Lines of data:
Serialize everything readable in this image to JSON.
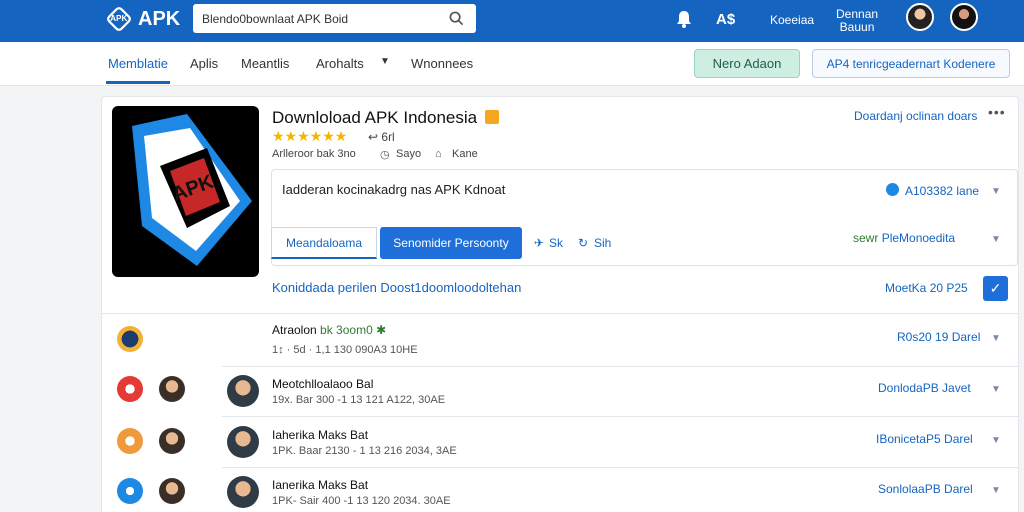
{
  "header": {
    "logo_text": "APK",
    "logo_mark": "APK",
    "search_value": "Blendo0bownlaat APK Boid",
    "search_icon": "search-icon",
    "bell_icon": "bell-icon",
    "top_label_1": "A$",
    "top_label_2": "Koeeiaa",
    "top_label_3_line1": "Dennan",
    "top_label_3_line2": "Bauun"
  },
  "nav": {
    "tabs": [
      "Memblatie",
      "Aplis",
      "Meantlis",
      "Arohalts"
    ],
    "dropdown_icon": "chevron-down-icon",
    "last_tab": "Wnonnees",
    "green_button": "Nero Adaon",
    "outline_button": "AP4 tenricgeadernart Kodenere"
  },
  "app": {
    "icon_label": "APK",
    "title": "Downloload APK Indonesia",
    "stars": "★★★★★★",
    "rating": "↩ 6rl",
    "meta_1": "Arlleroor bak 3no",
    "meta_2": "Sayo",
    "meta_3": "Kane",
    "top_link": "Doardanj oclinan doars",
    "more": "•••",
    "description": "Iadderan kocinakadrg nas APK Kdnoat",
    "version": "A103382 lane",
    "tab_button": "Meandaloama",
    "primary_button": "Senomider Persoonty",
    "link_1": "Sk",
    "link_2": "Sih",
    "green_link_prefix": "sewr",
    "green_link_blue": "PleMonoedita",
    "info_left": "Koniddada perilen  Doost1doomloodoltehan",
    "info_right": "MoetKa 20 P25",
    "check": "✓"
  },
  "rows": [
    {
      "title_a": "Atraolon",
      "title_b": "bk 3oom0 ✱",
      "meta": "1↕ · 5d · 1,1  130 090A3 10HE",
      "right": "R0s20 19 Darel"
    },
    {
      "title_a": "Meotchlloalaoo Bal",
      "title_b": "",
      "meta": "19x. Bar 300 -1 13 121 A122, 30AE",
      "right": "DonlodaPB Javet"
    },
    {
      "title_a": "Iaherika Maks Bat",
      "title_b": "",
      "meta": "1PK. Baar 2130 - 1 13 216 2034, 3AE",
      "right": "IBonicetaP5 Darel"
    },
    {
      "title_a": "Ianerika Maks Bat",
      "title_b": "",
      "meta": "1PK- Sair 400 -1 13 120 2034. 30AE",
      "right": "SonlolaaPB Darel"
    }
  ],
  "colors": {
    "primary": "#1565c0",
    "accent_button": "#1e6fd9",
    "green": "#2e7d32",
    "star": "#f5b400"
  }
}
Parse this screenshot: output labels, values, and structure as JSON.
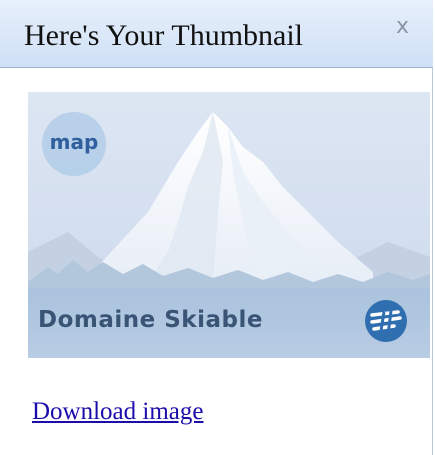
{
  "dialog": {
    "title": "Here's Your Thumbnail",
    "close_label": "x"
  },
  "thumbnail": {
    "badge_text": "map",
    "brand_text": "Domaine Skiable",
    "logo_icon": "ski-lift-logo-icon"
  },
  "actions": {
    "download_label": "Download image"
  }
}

▶ [Work instructions] Excluding pictures, copy exactly the lines from the line containing "Parse this screenshot: output" through the last line of the data, inclusive.

▶ [The result]
Parse this screenshot: output labels, values, and structure as JSON.
{
  "dialog": {
    "title": "Here's Your Thumbnail",
    "close_label": "x"
  },
  "thumbnail": {
    "badge_text": "map",
    "brand_text": "Domaine Skiable",
    "logo_icon": "ski-lift-logo-icon"
  },
  "actions": {
    "download_label": "Download image"
  }
}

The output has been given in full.